*抜粋テキスト*:
****************************************
これに対して、変形例の紙折機1では、「第二折長さFL2」として設定可能な最大値を、「200[mm]」としている。
これは、A4ランドスケープ用用紙に対して観音折りを設定できない構成(FL2<297[mm])で、さらに、「A3」サイズの用紙に対しても観音折りを設定できない構成(FL2<210[mm])であるが、A4ランドスケープ用用紙に対して内三つ折り及び外三つ折りが可能な構成(FL2≧198[mm])であり、「A3」サイズの用紙に対しても内三つ折り及び外三つ折りが可能な構成である。すなわち、A4ランドスケープ用用紙及び「A3」サイズの用紙に対して、
図8に示した六種類の折りモードのうち、観音折り以外の五種類の折りモードを設定可能となっている。
【0068】
変形例の紙折機1は、上述した実施形態の紙折機1では可能であった「A3」サイズの用紙に対する観音折りができなくなっている。しかし、「第二折長さFL2」として設定可能な最大値の範囲を、「200[mm]」として、第二折込板40の長さを短くすることが可能となり、A4ランドスケープ用用紙に対して内三つ折り及び外三つ折りが可能な構成で、紙折機1の全体のさらなる小型化を図ることができる。
【0069】
変形例の紙折機1は、「第二折長さFL2」として設定可能な最大値が「200[mm]」で、A4ランドスケープ用用紙に対して内三つ折り及び外三つ折りが可能な構成の「第二折長さFL2」として必要な長さである「198[mm]」に対して「2[mm]」だけ長い構成である。「第二折長さFL2」として設定可能な最大値を、「198[mm]」以上、「210[mm]」未満とし、「第一折長さFL1」として設定可能な最大値を396[mm]以上とすることで、A4ランドスケープ用用紙に対して内三つ折り及び外三つ折りが可能な構成で、第二折込板40の小型化による紙折機1全体の小型化を図ることができる。
****************************************
*抽出データ*:

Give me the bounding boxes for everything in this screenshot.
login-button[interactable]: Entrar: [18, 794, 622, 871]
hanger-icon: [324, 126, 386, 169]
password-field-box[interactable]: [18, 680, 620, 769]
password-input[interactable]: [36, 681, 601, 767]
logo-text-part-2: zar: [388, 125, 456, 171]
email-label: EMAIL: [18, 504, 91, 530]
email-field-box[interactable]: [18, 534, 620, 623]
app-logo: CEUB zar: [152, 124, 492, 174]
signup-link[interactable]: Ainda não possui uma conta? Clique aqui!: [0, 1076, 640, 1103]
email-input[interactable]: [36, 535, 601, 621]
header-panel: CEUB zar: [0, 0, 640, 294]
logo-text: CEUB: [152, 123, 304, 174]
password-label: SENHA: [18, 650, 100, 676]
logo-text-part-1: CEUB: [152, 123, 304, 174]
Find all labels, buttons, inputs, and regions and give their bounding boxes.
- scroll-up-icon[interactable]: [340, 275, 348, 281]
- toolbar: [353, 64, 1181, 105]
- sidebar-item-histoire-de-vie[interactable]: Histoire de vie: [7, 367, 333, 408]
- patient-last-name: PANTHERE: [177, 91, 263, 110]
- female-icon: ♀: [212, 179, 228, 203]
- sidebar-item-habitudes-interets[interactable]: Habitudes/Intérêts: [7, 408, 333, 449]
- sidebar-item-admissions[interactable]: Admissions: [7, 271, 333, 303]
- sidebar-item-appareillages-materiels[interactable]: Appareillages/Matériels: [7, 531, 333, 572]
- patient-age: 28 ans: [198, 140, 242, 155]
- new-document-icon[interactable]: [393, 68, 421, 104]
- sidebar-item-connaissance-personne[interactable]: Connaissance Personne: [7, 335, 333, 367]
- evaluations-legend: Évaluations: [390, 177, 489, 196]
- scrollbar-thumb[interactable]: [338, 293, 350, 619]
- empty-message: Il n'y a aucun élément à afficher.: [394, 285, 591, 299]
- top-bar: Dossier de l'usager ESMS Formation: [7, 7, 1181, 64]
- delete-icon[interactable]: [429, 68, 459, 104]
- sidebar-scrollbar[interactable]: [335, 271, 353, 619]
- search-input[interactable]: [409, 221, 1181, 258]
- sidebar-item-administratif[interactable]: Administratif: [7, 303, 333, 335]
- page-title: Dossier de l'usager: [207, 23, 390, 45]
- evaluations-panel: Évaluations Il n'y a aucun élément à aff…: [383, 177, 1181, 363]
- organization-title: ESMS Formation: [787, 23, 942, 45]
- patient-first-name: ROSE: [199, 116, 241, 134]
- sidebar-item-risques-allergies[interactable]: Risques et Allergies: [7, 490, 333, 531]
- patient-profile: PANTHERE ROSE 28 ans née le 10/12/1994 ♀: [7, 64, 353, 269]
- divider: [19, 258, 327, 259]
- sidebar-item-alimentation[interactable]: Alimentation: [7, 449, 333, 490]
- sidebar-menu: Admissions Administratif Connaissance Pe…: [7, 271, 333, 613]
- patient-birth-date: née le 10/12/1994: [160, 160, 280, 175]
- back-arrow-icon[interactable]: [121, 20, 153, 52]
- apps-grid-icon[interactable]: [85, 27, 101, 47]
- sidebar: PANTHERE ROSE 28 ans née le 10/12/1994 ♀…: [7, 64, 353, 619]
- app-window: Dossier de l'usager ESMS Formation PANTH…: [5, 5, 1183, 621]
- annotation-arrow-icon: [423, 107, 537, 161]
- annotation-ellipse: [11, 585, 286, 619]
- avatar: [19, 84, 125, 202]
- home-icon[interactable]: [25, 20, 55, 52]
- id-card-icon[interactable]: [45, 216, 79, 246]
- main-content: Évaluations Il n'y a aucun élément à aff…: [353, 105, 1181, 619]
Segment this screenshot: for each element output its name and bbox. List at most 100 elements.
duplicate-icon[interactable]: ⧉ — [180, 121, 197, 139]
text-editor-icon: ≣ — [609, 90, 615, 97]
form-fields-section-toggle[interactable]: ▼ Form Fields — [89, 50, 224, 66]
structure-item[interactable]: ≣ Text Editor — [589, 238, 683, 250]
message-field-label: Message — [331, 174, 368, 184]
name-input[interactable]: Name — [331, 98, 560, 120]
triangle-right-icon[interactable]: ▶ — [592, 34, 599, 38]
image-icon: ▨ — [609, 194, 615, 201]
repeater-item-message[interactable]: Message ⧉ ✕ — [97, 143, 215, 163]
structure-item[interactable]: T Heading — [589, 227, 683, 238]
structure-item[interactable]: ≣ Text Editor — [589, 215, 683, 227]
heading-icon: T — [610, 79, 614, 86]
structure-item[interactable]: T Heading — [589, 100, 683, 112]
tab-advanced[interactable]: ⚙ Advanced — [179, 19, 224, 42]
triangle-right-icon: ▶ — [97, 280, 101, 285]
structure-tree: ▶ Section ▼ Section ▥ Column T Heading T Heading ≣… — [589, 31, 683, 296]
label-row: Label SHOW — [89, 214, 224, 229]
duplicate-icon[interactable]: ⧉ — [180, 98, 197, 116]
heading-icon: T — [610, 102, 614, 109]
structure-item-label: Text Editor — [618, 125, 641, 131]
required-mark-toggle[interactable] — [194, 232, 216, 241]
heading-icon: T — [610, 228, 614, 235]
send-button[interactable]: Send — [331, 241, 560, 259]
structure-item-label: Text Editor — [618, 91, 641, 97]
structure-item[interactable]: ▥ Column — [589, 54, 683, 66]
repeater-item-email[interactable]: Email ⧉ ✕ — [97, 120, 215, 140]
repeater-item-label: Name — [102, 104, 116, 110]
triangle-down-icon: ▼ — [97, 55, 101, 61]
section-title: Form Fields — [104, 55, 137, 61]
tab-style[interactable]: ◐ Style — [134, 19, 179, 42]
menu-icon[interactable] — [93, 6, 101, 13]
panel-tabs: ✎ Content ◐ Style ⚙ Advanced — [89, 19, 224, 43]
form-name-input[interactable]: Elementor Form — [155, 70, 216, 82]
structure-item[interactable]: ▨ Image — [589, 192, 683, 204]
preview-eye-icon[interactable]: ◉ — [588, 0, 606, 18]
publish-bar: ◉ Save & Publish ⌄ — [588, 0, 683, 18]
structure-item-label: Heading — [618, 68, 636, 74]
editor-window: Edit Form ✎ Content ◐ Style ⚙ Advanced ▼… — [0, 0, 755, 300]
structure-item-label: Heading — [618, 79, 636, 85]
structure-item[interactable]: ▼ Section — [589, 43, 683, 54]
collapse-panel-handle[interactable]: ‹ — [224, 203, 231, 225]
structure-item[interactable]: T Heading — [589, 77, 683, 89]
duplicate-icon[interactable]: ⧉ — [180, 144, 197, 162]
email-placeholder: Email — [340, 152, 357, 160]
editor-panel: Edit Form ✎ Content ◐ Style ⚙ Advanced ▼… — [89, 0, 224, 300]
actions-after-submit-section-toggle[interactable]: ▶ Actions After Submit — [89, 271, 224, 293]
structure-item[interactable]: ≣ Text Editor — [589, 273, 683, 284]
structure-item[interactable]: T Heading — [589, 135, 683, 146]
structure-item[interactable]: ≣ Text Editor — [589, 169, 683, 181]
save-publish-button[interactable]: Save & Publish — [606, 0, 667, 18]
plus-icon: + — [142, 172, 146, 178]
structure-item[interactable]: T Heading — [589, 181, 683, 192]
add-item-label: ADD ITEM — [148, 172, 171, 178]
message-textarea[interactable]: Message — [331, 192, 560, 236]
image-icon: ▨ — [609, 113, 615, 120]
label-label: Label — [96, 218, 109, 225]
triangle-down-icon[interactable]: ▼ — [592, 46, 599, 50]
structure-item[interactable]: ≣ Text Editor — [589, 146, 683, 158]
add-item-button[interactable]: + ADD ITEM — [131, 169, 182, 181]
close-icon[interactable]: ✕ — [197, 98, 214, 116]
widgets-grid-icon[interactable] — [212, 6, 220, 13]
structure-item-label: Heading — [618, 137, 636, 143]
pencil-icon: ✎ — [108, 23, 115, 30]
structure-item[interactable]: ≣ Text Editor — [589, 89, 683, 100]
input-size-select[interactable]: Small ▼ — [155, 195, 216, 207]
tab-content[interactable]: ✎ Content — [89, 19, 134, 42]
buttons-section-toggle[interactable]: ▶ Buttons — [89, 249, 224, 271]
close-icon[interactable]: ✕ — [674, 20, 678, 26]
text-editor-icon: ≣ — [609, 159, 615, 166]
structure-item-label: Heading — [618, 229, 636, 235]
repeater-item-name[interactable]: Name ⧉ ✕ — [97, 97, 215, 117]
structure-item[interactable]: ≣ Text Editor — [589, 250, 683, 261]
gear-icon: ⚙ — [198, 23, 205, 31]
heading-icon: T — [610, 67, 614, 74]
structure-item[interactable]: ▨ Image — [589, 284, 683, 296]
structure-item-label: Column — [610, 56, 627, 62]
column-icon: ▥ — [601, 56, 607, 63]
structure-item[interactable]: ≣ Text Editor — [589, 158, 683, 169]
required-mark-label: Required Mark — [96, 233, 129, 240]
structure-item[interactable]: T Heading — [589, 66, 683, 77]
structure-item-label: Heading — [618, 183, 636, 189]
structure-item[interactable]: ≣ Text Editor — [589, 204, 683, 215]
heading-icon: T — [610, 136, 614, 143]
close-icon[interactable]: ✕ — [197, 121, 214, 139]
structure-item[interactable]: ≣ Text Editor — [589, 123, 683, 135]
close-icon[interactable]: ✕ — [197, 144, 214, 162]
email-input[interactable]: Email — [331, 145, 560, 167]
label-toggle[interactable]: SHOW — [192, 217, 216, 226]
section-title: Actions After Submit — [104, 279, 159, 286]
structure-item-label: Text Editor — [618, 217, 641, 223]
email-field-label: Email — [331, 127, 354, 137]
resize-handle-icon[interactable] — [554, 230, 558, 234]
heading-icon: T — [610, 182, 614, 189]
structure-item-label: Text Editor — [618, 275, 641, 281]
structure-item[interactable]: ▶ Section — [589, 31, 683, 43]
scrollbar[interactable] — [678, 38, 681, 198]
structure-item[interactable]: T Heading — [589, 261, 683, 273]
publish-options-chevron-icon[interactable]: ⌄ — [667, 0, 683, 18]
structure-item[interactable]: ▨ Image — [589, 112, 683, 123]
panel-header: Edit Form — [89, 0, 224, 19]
****************************************
*記述課題 1*:
次の (a)〜(c) が紙折機の抜粋の記述と一致するかを判定してください。各項目について「はい」か「いいえ」で答え、判断の根拠となる本文の語句をそのまま引用すること。
(a) 変形例の紙折機1では、「第二折長さFL2」として設定可能な最大値が200mmである。
(b) 変形例の紙折機1は、「A3」サイズの用紙に対して観音折りを行える。
(c) 変形例の紙折機1は、A4ランドスケープ用用紙と「A3」サイズの用紙に対して、図8の六種類の折りモードをすべて設定できる。
*記述課題 2*: 紙折機の抜粋のうち、「これに対して、変形例の紙折機」から「ードを設定可能となっている。」に至るまでの部分を一字も変えずに書き出してください。
このデータは参照しなくても差し支えありません。

*出力 1*:
(a) はい:"「第二折長さFL2」として設定可能な最大値を、「200[mm]」としている"
(b) いいえ:"「A3」サイズの用紙に対する観音折りができなくなっている"
(c) いいえ:"観音折り以外の五種類の折りモードを設定可能となっている"

*出力 2*:
これに対して、変形例の紙折機1では、「第二折長さFL2」として設定可能な最大値を、「200[mm]」としている。
これは、A4ランドスケープ用用紙に対して観音折りを設定できない構成(FL2<297[mm])で、さらに、「A3」サイズの用紙に対しても観音折りを設定できない構成(FL2<210[mm])であるが、A4ランドスケープ用用紙に対して内三つ折り及び外三つ折りが可能な構成(FL2≧198[mm])であり、「A3」サイズの用紙に対しても内三つ折り及び外三つ折りが可能な構成である。すなわち、A4ランドスケープ用用紙及び「A3」サイズの用紙に対して、
図8に示した六種類の折りモードのうち、観音折り以外の五種類の折りモードを設定可能となっている。